Quote every line of the material beneath this one.

— BEGIN Material supplied —

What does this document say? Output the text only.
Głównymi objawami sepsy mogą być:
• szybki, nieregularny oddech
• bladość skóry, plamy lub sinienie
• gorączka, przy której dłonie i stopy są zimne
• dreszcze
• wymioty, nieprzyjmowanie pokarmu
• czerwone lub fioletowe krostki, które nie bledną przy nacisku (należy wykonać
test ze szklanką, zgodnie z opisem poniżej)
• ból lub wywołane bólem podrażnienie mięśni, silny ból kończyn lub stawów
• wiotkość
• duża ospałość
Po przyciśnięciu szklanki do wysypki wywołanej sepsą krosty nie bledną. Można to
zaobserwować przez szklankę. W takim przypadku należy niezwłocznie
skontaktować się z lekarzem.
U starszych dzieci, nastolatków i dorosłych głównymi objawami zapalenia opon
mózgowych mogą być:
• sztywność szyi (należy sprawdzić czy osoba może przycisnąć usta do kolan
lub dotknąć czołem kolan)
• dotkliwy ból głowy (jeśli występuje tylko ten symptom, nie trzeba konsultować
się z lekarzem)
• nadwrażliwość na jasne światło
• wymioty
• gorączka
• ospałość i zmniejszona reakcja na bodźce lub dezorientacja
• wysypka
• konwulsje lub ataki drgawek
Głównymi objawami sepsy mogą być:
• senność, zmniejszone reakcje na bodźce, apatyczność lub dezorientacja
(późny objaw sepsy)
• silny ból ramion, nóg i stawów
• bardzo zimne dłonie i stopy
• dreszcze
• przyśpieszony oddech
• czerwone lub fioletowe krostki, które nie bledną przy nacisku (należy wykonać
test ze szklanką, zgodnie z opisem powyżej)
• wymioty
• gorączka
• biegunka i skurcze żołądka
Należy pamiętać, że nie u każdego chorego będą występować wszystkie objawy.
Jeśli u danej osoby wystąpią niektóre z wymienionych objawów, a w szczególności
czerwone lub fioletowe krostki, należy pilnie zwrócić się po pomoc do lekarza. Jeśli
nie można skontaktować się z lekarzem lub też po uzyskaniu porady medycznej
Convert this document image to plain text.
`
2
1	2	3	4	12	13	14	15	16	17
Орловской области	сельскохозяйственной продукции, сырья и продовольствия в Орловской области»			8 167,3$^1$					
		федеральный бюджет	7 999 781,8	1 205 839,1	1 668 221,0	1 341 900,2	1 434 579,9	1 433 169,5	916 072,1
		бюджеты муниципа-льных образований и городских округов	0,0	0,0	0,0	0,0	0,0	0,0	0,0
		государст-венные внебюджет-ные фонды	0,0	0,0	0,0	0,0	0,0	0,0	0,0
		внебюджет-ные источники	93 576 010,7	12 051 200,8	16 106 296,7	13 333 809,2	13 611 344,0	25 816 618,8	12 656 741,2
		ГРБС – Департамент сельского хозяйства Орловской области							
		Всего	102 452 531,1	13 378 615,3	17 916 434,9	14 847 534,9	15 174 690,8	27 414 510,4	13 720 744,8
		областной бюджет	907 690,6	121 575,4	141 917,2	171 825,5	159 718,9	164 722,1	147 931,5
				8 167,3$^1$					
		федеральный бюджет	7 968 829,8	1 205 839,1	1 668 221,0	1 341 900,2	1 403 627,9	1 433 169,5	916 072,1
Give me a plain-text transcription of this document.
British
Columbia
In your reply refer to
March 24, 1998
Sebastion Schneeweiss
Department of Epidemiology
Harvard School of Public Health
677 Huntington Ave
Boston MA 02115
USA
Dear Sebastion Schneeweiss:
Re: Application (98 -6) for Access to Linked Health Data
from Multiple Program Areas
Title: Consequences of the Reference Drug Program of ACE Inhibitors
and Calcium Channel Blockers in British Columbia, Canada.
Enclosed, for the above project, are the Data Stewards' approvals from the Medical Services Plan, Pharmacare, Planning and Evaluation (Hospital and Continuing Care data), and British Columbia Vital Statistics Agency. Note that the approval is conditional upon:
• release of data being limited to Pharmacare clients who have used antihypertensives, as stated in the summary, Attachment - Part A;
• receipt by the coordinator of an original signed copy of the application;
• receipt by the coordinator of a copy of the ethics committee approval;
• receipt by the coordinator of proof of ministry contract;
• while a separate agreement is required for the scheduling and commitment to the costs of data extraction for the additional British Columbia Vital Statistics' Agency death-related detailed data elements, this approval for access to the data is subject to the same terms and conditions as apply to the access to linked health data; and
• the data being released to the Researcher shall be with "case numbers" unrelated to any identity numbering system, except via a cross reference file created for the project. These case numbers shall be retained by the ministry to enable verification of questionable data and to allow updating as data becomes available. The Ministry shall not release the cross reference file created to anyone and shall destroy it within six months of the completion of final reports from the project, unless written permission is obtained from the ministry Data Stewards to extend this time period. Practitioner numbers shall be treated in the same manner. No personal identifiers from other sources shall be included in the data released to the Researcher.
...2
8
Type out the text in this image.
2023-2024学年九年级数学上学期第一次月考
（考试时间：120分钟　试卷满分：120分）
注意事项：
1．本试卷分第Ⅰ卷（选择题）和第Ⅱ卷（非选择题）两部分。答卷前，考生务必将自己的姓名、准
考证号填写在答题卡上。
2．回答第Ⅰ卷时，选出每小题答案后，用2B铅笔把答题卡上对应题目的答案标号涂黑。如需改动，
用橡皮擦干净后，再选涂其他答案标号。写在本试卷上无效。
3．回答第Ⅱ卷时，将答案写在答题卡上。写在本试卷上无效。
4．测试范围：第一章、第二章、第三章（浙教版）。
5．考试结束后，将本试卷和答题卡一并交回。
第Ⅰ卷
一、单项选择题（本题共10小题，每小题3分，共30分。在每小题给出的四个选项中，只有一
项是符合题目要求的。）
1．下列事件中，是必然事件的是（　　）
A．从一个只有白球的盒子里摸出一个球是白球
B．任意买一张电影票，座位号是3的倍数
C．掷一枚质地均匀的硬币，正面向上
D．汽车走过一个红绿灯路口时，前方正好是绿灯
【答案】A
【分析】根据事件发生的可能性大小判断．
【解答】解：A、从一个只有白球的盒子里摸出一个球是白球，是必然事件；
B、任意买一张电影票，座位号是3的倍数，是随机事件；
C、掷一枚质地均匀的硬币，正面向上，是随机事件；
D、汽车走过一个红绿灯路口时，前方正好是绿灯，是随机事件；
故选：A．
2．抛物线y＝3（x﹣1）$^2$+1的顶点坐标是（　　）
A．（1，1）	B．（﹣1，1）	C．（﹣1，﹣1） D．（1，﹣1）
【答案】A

— END Material supplied —

◆ Output of the exercise:
What does this document say? Output the text only.
Głównymi objawami sepsy mogą być:
• szybki, nieregularny oddech
• bladość skóry, plamy lub sinienie
• gorączka, przy której dłonie i stopy są zimne
• dreszcze
• wymioty, nieprzyjmowanie pokarmu
• czerwone lub fioletowe krostki, które nie bledną przy nacisku (należy wykonać
test ze szklanką, zgodnie z opisem poniżej)
• ból lub wywołane bólem podrażnienie mięśni, silny ból kończyn lub stawów
• wiotkość
• duża ospałość
Po przyciśnięciu szklanki do wysypki wywołanej sepsą krosty nie bledną. Można to
zaobserwować przez szklankę. W takim przypadku należy niezwłocznie
skontaktować się z lekarzem.
U starszych dzieci, nastolatków i dorosłych głównymi objawami zapalenia opon
mózgowych mogą być:
• sztywność szyi (należy sprawdzić czy osoba może przycisnąć usta do kolan
lub dotknąć czołem kolan)
• dotkliwy ból głowy (jeśli występuje tylko ten symptom, nie trzeba konsultować
się z lekarzem)
• nadwrażliwość na jasne światło
• wymioty
• gorączka
• ospałość i zmniejszona reakcja na bodźce lub dezorientacja
• wysypka
• konwulsje lub ataki drgawek
Głównymi objawami sepsy mogą być:
• senność, zmniejszone reakcje na bodźce, apatyczność lub dezorientacja
(późny objaw sepsy)
• silny ból ramion, nóg i stawów
• bardzo zimne dłonie i stopy
• dreszcze
• przyśpieszony oddech
• czerwone lub fioletowe krostki, które nie bledną przy nacisku (należy wykonać
test ze szklanką, zgodnie z opisem powyżej)
• wymioty
• gorączka
• biegunka i skurcze żołądka
Należy pamiętać, że nie u każdego chorego będą występować wszystkie objawy.
Jeśli u danej osoby wystąpią niektóre z wymienionych objawów, a w szczególności
czerwone lub fioletowe krostki, należy pilnie zwrócić się po pomoc do lekarza. Jeśli
nie można skontaktować się z lekarzem lub też po uzyskaniu porady medycznej
Convert this document image to plain text.
`
2
1	2	3	4	12	13	14	15	16	17
Орловской области	сельскохозяйственной продукции, сырья и продовольствия в Орловской области»			8 167,3$^1$					
		федеральный бюджет	7 999 781,8	1 205 839,1	1 668 221,0	1 341 900,2	1 434 579,9	1 433 169,5	916 072,1
		бюджеты муниципа-льных образований и городских округов	0,0	0,0	0,0	0,0	0,0	0,0	0,0
		государст-венные внебюджет-ные фонды	0,0	0,0	0,0	0,0	0,0	0,0	0,0
		внебюджет-ные источники	93 576 010,7	12 051 200,8	16 106 296,7	13 333 809,2	13 611 344,0	25 816 618,8	12 656 741,2
		ГРБС – Департамент сельского хозяйства Орловской области							
		Всего	102 452 531,1	13 378 615,3	17 916 434,9	14 847 534,9	15 174 690,8	27 414 510,4	13 720 744,8
		областной бюджет	907 690,6	121 575,4	141 917,2	171 825,5	159 718,9	164 722,1	147 931,5
				8 167,3$^1$					
		федеральный бюджет	7 968 829,8	1 205 839,1	1 668 221,0	1 341 900,2	1 403 627,9	1 433 169,5	916 072,1
Give me a plain-text transcription of this document.
British
Columbia
In your reply refer to
March 24, 1998
Sebastion Schneeweiss
Department of Epidemiology
Harvard School of Public Health
677 Huntington Ave
Boston MA 02115
USA
Dear Sebastion Schneeweiss:
Re: Application (98 -6) for Access to Linked Health Data
from Multiple Program Areas
Title: Consequences of the Reference Drug Program of ACE Inhibitors
and Calcium Channel Blockers in British Columbia, Canada.
Enclosed, for the above project, are the Data Stewards' approvals from the Medical Services Plan, Pharmacare, Planning and Evaluation (Hospital and Continuing Care data), and British Columbia Vital Statistics Agency. Note that the approval is conditional upon:
• release of data being limited to Pharmacare clients who have used antihypertensives, as stated in the summary, Attachment - Part A;
• receipt by the coordinator of an original signed copy of the application;
• receipt by the coordinator of a copy of the ethics committee approval;
• receipt by the coordinator of proof of ministry contract;
• while a separate agreement is required for the scheduling and commitment to the costs of data extraction for the additional British Columbia Vital Statistics' Agency death-related detailed data elements, this approval for access to the data is subject to the same terms and conditions as apply to the access to linked health data; and
• the data being released to the Researcher shall be with "case numbers" unrelated to any identity numbering system, except via a cross reference file created for the project. These case numbers shall be retained by the ministry to enable verification of questionable data and to allow updating as data becomes available. The Ministry shall not release the cross reference file created to anyone and shall destroy it within six months of the completion of final reports from the project, unless written permission is obtained from the ministry Data Stewards to extend this time period. Practitioner numbers shall be treated in the same manner. No personal identifiers from other sources shall be included in the data released to the Researcher.
...2
8
Type out the text in this image.
2023-2024学年九年级数学上学期第一次月考
（考试时间：120分钟　试卷满分：120分）
注意事项：
1．本试卷分第Ⅰ卷（选择题）和第Ⅱ卷（非选择题）两部分。答卷前，考生务必将自己的姓名、准
考证号填写在答题卡上。
2．回答第Ⅰ卷时，选出每小题答案后，用2B铅笔把答题卡上对应题目的答案标号涂黑。如需改动，
用橡皮擦干净后，再选涂其他答案标号。写在本试卷上无效。
3．回答第Ⅱ卷时，将答案写在答题卡上。写在本试卷上无效。
4．测试范围：第一章、第二章、第三章（浙教版）。
5．考试结束后，将本试卷和答题卡一并交回。
第Ⅰ卷
一、单项选择题（本题共10小题，每小题3分，共30分。在每小题给出的四个选项中，只有一
项是符合题目要求的。）
1．下列事件中，是必然事件的是（　　）
A．从一个只有白球的盒子里摸出一个球是白球
B．任意买一张电影票，座位号是3的倍数
C．掷一枚质地均匀的硬币，正面向上
D．汽车走过一个红绿灯路口时，前方正好是绿灯
【答案】A
【分析】根据事件发生的可能性大小判断．
【解答】解：A、从一个只有白球的盒子里摸出一个球是白球，是必然事件；
B、任意买一张电影票，座位号是3的倍数，是随机事件；
C、掷一枚质地均匀的硬币，正面向上，是随机事件；
D、汽车走过一个红绿灯路口时，前方正好是绿灯，是随机事件；
故选：A．
2．抛物线y＝3（x﹣1）$^2$+1的顶点坐标是（　　）
A．（1，1）	B．（﹣1，1）	C．（﹣1，﹣1） D．（1，﹣1）
【答案】A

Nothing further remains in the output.